• What you have to do: Search the data for the word "trägergebundener". Reproduce every line where it is found.

══ Source records

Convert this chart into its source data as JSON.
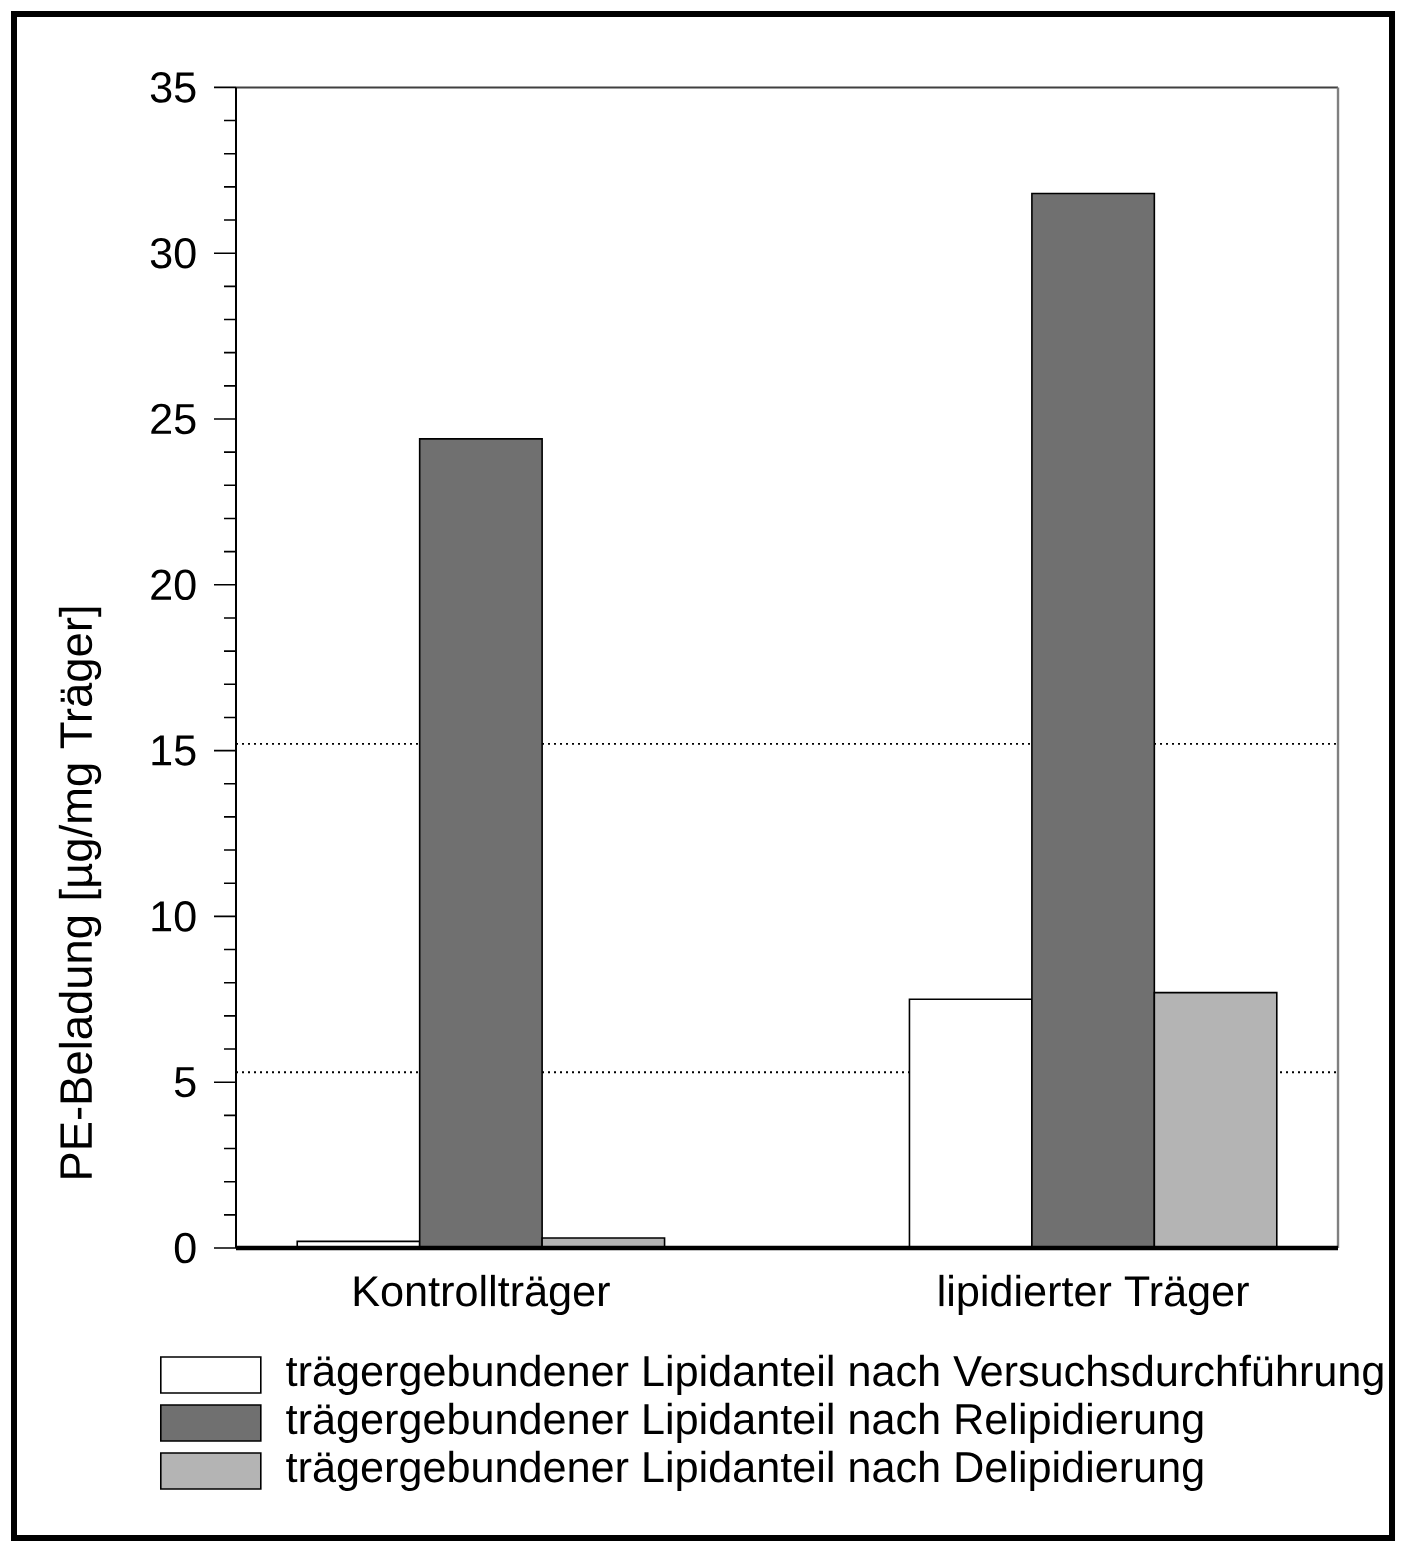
{
  "chart_data": {
    "type": "bar",
    "ylabel": "PE-Beladung [µg/mg Träger]",
    "categories": [
      "Kontrollträger",
      "lipidierter Träger"
    ],
    "series": [
      {
        "name": "trägergebundener Lipidanteil nach Versuchsdurchführung",
        "color": "#ffffff",
        "values": [
          0.2,
          7.5
        ]
      },
      {
        "name": "trägergebundener Lipidanteil nach Relipidierung",
        "color": "#707070",
        "values": [
          24.4,
          31.8
        ]
      },
      {
        "name": "trägergebundener Lipidanteil nach Delipidierung",
        "color": "#b4b4b4",
        "values": [
          0.3,
          7.7
        ]
      }
    ],
    "ylim": [
      0,
      35
    ],
    "yticks": [
      0,
      {
        "value": 1,
        "label": null
      },
      {
        "value": 2,
        "label": null
      },
      {
        "value": 3,
        "label": null
      },
      {
        "value": 4,
        "label": null
      },
      5,
      {
        "value": 6,
        "label": null
      },
      {
        "value": 7,
        "label": null
      },
      {
        "value": 8,
        "label": null
      },
      {
        "value": 9,
        "label": null
      },
      10,
      {
        "value": 11,
        "label": null
      },
      {
        "value": 12,
        "label": null
      },
      {
        "value": 13,
        "label": null
      },
      {
        "value": 14,
        "label": null
      },
      15,
      {
        "value": 16,
        "label": null
      },
      {
        "value": 17,
        "label": null
      },
      {
        "value": 18,
        "label": null
      },
      {
        "value": 19,
        "label": null
      },
      20,
      {
        "value": 21,
        "label": null
      },
      {
        "value": 22,
        "label": null
      },
      {
        "value": 23,
        "label": null
      },
      {
        "value": 24,
        "label": null
      },
      25,
      {
        "value": 26,
        "label": null
      },
      {
        "value": 27,
        "label": null
      },
      {
        "value": 28,
        "label": null
      },
      {
        "value": 29,
        "label": null
      },
      30,
      {
        "value": 31,
        "label": null
      },
      {
        "value": 32,
        "label": null
      },
      {
        "value": 33,
        "label": null
      },
      {
        "value": 34,
        "label": null
      },
      35
    ],
    "ref_lines": [
      {
        "axis": "y",
        "value": 15.2,
        "line_style": "dotted",
        "color": "#000000"
      },
      {
        "axis": "y",
        "value": 5.3,
        "line_style": "dotted",
        "color": "#000000"
      }
    ],
    "legend": "bottom"
  }
}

════

• Correct response:
        "name": "trägergebundener Lipidanteil nach Versuchsdurchführung",
        "name": "trägergebundener Lipidanteil nach Relipidierung",
        "name": "trägergebundener Lipidanteil nach Delipidierung",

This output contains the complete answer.